The task
Each entry needs to be restated exactly as written.

Supplied records
-*-*-

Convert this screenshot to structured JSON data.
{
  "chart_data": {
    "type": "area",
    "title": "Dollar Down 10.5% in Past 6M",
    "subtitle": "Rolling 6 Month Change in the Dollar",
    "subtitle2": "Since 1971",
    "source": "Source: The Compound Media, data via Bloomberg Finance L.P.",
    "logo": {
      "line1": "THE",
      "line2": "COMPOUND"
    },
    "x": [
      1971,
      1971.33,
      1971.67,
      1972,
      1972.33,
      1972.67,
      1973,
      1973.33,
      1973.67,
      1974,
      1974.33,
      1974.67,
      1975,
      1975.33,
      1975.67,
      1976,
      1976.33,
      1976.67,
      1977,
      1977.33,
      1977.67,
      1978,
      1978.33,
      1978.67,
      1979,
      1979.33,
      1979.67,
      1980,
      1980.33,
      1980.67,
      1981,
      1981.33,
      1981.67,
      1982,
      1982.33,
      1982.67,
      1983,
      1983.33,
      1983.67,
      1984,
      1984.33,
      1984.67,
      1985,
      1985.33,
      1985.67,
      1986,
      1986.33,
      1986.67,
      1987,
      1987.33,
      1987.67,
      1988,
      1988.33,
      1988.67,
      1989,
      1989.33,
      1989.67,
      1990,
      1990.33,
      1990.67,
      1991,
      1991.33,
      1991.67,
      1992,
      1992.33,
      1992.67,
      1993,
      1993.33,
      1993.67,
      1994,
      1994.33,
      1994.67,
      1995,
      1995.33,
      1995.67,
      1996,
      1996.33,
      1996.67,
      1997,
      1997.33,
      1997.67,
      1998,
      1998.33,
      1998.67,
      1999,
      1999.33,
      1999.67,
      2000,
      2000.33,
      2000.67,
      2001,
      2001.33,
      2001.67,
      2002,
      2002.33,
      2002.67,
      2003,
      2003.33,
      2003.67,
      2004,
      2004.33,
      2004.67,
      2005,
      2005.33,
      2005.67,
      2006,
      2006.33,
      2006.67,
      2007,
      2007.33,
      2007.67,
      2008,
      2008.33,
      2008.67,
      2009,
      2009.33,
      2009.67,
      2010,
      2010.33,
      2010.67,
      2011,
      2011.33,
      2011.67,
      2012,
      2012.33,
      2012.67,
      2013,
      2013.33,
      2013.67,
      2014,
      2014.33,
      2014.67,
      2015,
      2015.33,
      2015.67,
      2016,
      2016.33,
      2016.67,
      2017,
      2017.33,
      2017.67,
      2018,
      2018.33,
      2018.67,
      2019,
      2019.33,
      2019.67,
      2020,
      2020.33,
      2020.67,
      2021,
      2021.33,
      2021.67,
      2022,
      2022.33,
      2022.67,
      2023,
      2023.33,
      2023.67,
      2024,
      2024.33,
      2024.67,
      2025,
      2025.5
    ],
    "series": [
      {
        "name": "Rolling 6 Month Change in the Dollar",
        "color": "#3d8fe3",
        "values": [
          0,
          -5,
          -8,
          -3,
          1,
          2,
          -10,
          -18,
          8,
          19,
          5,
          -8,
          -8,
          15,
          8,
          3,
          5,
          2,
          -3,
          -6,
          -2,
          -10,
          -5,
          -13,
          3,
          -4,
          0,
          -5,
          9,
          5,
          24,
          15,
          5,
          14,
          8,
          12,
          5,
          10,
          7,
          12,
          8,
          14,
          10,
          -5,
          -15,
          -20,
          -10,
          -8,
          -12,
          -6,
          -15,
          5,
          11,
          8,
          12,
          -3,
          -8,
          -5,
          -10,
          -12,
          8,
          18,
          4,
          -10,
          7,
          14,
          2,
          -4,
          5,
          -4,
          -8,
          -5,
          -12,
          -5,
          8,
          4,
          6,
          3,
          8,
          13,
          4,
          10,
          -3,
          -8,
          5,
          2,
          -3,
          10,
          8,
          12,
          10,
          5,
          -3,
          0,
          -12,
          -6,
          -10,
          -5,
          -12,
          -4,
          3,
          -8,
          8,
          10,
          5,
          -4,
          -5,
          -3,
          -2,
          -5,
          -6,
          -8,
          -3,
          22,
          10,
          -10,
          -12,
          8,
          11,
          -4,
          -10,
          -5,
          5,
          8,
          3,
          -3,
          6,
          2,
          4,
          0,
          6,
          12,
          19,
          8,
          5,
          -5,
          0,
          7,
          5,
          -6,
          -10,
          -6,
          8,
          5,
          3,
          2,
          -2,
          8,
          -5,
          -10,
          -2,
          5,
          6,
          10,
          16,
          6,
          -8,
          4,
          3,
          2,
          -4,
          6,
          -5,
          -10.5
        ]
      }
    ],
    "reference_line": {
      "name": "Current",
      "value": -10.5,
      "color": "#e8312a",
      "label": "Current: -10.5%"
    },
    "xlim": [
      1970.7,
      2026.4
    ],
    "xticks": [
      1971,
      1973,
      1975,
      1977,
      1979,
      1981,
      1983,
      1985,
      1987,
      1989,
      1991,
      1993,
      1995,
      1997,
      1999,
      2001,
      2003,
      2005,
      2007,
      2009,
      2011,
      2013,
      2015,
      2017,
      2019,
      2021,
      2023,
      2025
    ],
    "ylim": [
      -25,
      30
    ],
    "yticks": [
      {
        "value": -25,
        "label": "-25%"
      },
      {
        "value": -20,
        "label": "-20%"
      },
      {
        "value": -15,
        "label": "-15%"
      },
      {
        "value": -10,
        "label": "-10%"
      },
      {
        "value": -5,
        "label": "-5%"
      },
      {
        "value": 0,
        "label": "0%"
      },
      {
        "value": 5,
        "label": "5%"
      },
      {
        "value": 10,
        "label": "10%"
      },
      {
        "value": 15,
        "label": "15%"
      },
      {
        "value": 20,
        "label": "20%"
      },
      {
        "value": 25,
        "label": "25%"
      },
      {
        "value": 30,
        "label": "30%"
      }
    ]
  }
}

-*-*-

Expected answer
Convert this screenshot to structured JSON data.
{
  "chart_data": {
    "type": "area",
    "title": "Dollar Down 10.5% in Past 6M",
    "subtitle": "Rolling 6 Month Change in the Dollar",
    "subtitle2": "Since 1971",
    "source": "Source: The Compound Media, data via Bloomberg Finance L.P.",
    "logo": {
      "line1": "THE",
      "line2": "COMPOUND"
    },
    "x": [
      1971,
      1971.33,
      1971.67,
      1972,
      1972.33,
      1972.67,
      1973,
      1973.33,
      1973.67,
      1974,
      1974.33,
      1974.67,
      1975,
      1975.33,
      1975.67,
      1976,
      1976.33,
      1976.67,
      1977,
      1977.33,
      1977.67,
      1978,
      1978.33,
      1978.67,
      1979,
      1979.33,
      1979.67,
      1980,
      1980.33,
      1980.67,
      1981,
      1981.33,
      1981.67,
      1982,
      1982.33,
      1982.67,
      1983,
      1983.33,
      1983.67,
      1984,
      1984.33,
      1984.67,
      1985,
      1985.33,
      1985.67,
      1986,
      1986.33,
      1986.67,
      1987,
      1987.33,
      1987.67,
      1988,
      1988.33,
      1988.67,
      1989,
      1989.33,
      1989.67,
      1990,
      1990.33,
      1990.67,
      1991,
      1991.33,
      1991.67,
      1992,
      1992.33,
      1992.67,
      1993,
      1993.33,
      1993.67,
      1994,
      1994.33,
      1994.67,
      1995,
      1995.33,
      1995.67,
      1996,
      1996.33,
      1996.67,
      1997,
      1997.33,
      1997.67,
      1998,
      1998.33,
      1998.67,
      1999,
      1999.33,
      1999.67,
      2000,
      2000.33,
      2000.67,
      2001,
      2001.33,
      2001.67,
      2002,
      2002.33,
      2002.67,
      2003,
      2003.33,
      2003.67,
      2004,
      2004.33,
      2004.67,
      2005,
      2005.33,
      2005.67,
      2006,
      2006.33,
      2006.67,
      2007,
      2007.33,
      2007.67,
      2008,
      2008.33,
      2008.67,
      2009,
      2009.33,
      2009.67,
      2010,
      2010.33,
      2010.67,
      2011,
      2011.33,
      2011.67,
      2012,
      2012.33,
      2012.67,
      2013,
      2013.33,
      2013.67,
      2014,
      2014.33,
      2014.67,
      2015,
      2015.33,
      2015.67,
      2016,
      2016.33,
      2016.67,
      2017,
      2017.33,
      2017.67,
      2018,
      2018.33,
      2018.67,
      2019,
      2019.33,
      2019.67,
      2020,
      2020.33,
      2020.67,
      2021,
      2021.33,
      2021.67,
      2022,
      2022.33,
      2022.67,
      2023,
      2023.33,
      2023.67,
      2024,
      2024.33,
      2024.67,
      2025,
      2025.5
    ],
    "series": [
      {
        "name": "Rolling 6 Month Change in the Dollar",
        "color": "#3d8fe3",
        "values": [
          0,
          -5,
          -8,
          -3,
          1,
          2,
          -10,
          -18,
          8,
          19,
          5,
          -8,
          -8,
          15,
          8,
          3,
          5,
          2,
          -3,
          -6,
          -2,
          -10,
          -5,
          -13,
          3,
          -4,
          0,
          -5,
          9,
          5,
          24,
          15,
          5,
          14,
          8,
          12,
          5,
          10,
          7,
          12,
          8,
          14,
          10,
          -5,
          -15,
          -20,
          -10,
          -8,
          -12,
          -6,
          -15,
          5,
          11,
          8,
          12,
          -3,
          -8,
          -5,
          -10,
          -12,
          8,
          18,
          4,
          -10,
          7,
          14,
          2,
          -4,
          5,
          -4,
          -8,
          -5,
          -12,
          -5,
          8,
          4,
          6,
          3,
          8,
          13,
          4,
          10,
          -3,
          -8,
          5,
          2,
          -3,
          10,
          8,
          12,
          10,
          5,
          -3,
          0,
          -12,
          -6,
          -10,
          -5,
          -12,
          -4,
          3,
          -8,
          8,
          10,
          5,
          -4,
          -5,
          -3,
          -2,
          -5,
          -6,
          -8,
          -3,
          22,
          10,
          -10,
          -12,
          8,
          11,
          -4,
          -10,
          -5,
          5,
          8,
          3,
          -3,
          6,
          2,
          4,
          0,
          6,
          12,
          19,
          8,
          5,
          -5,
          0,
          7,
          5,
          -6,
          -10,
          -6,
          8,
          5,
          3,
          2,
          -2,
          8,
          -5,
          -10,
          -2,
          5,
          6,
          10,
          16,
          6,
          -8,
          4,
          3,
          2,
          -4,
          6,
          -5,
          -10.5
        ]
      }
    ],
    "reference_line": {
      "name": "Current",
      "value": -10.5,
      "color": "#e8312a",
      "label": "Current: -10.5%"
    },
    "xlim": [
      1970.7,
      2026.4
    ],
    "xticks": [
      1971,
      1973,
      1975,
      1977,
      1979,
      1981,
      1983,
      1985,
      1987,
      1989,
      1991,
      1993,
      1995,
      1997,
      1999,
      2001,
      2003,
      2005,
      2007,
      2009,
      2011,
      2013,
      2015,
      2017,
      2019,
      2021,
      2023,
      2025
    ],
    "ylim": [
      -25,
      30
    ],
    "yticks": [
      {
        "value": -25,
        "label": "-25%"
      },
      {
        "value": -20,
        "label": "-20%"
      },
      {
        "value": -15,
        "label": "-15%"
      },
      {
        "value": -10,
        "label": "-10%"
      },
      {
        "value": -5,
        "label": "-5%"
      },
      {
        "value": 0,
        "label": "0%"
      },
      {
        "value": 5,
        "label": "5%"
      },
      {
        "value": 10,
        "label": "10%"
      },
      {
        "value": 15,
        "label": "15%"
      },
      {
        "value": 20,
        "label": "20%"
      },
      {
        "value": 25,
        "label": "25%"
      },
      {
        "value": 30,
        "label": "30%"
      }
    ]
  }
}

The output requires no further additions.